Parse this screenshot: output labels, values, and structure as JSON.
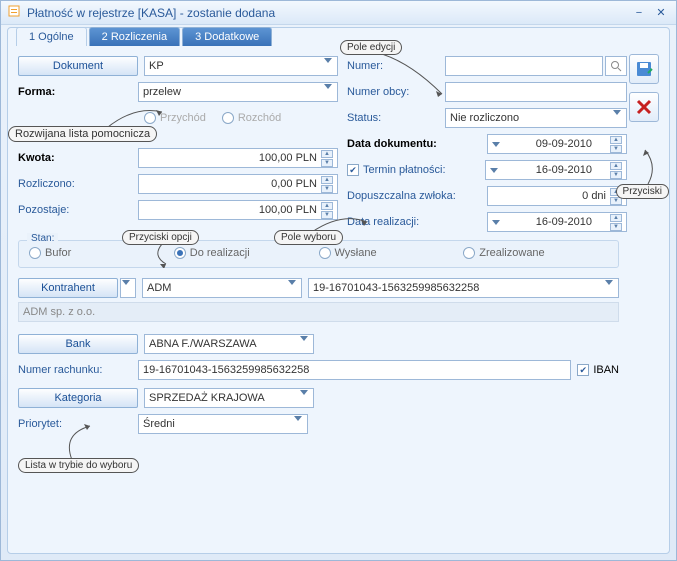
{
  "window": {
    "title": "Płatność w rejestrze [KASA] - zostanie dodana"
  },
  "tabs": {
    "t1": "1 Ogólne",
    "t2": "2 Rozliczenia",
    "t3": "3 Dodatkowe"
  },
  "left": {
    "dokument_btn": "Dokument",
    "dokument_val": "KP",
    "forma_lbl": "Forma:",
    "forma_val": "przelew",
    "przychod": "Przychód",
    "rozchod": "Rozchód",
    "kwota_lbl": "Kwota:",
    "kwota_val": "100,00 PLN",
    "rozliczono_lbl": "Rozliczono:",
    "rozliczono_val": "0,00 PLN",
    "pozostaje_lbl": "Pozostaje:",
    "pozostaje_val": "100,00 PLN"
  },
  "right": {
    "numer_lbl": "Numer:",
    "numer_val": "",
    "numerobcy_lbl": "Numer obcy:",
    "numerobcy_val": "",
    "status_lbl": "Status:",
    "status_val": "Nie rozliczono",
    "datadok_lbl": "Data dokumentu:",
    "datadok_val": "09-09-2010",
    "termin_lbl": "Termin płatności:",
    "termin_val": "16-09-2010",
    "zwloka_lbl": "Dopuszczalna zwłoka:",
    "zwloka_val": "0 dni",
    "datareal_lbl": "Data realizacji:",
    "datareal_val": "16-09-2010"
  },
  "stan": {
    "title": "Stan:",
    "bufor": "Bufor",
    "doreal": "Do realizacji",
    "wyslane": "Wysłane",
    "zreal": "Zrealizowane"
  },
  "kontrahent": {
    "btn": "Kontrahent",
    "code": "ADM",
    "acct": "19-16701043-1563259985632258",
    "name": "ADM sp. z o.o."
  },
  "bank": {
    "btn": "Bank",
    "val": "ABNA F./WARSZAWA",
    "rachunek_lbl": "Numer rachunku:",
    "rachunek_val": "19-16701043-1563259985632258",
    "iban": "IBAN"
  },
  "kategoria": {
    "btn": "Kategoria",
    "val": "SPRZEDAŻ KRAJOWA",
    "priorytet_lbl": "Priorytet:",
    "priorytet_val": "Średni"
  },
  "annot": {
    "pole_edycji": "Pole edycji",
    "rozwijana": "Rozwijana lista pomocnicza",
    "przyciski_opcji": "Przyciski opcji",
    "pole_wyboru": "Pole wyboru",
    "przyciski": "Przyciski",
    "lista_wyboru": "Lista w trybie do wyboru"
  }
}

— EXERCISE —
Omit the pictures. Transcribe every record exactly.

— FULL ANSWER —
Parse this screenshot: output labels, values, and structure as JSON.
{
  "window": {
    "title": "Płatność w rejestrze [KASA] - zostanie dodana"
  },
  "tabs": {
    "t1": "1 Ogólne",
    "t2": "2 Rozliczenia",
    "t3": "3 Dodatkowe"
  },
  "left": {
    "dokument_btn": "Dokument",
    "dokument_val": "KP",
    "forma_lbl": "Forma:",
    "forma_val": "przelew",
    "przychod": "Przychód",
    "rozchod": "Rozchód",
    "kwota_lbl": "Kwota:",
    "kwota_val": "100,00 PLN",
    "rozliczono_lbl": "Rozliczono:",
    "rozliczono_val": "0,00 PLN",
    "pozostaje_lbl": "Pozostaje:",
    "pozostaje_val": "100,00 PLN"
  },
  "right": {
    "numer_lbl": "Numer:",
    "numer_val": "",
    "numerobcy_lbl": "Numer obcy:",
    "numerobcy_val": "",
    "status_lbl": "Status:",
    "status_val": "Nie rozliczono",
    "datadok_lbl": "Data dokumentu:",
    "datadok_val": "09-09-2010",
    "termin_lbl": "Termin płatności:",
    "termin_val": "16-09-2010",
    "zwloka_lbl": "Dopuszczalna zwłoka:",
    "zwloka_val": "0 dni",
    "datareal_lbl": "Data realizacji:",
    "datareal_val": "16-09-2010"
  },
  "stan": {
    "title": "Stan:",
    "bufor": "Bufor",
    "doreal": "Do realizacji",
    "wyslane": "Wysłane",
    "zreal": "Zrealizowane"
  },
  "kontrahent": {
    "btn": "Kontrahent",
    "code": "ADM",
    "acct": "19-16701043-1563259985632258",
    "name": "ADM sp. z o.o."
  },
  "bank": {
    "btn": "Bank",
    "val": "ABNA F./WARSZAWA",
    "rachunek_lbl": "Numer rachunku:",
    "rachunek_val": "19-16701043-1563259985632258",
    "iban": "IBAN"
  },
  "kategoria": {
    "btn": "Kategoria",
    "val": "SPRZEDAŻ KRAJOWA",
    "priorytet_lbl": "Priorytet:",
    "priorytet_val": "Średni"
  },
  "annot": {
    "pole_edycji": "Pole edycji",
    "rozwijana": "Rozwijana lista pomocnicza",
    "przyciski_opcji": "Przyciski opcji",
    "pole_wyboru": "Pole wyboru",
    "przyciski": "Przyciski",
    "lista_wyboru": "Lista w trybie do wyboru"
  }
}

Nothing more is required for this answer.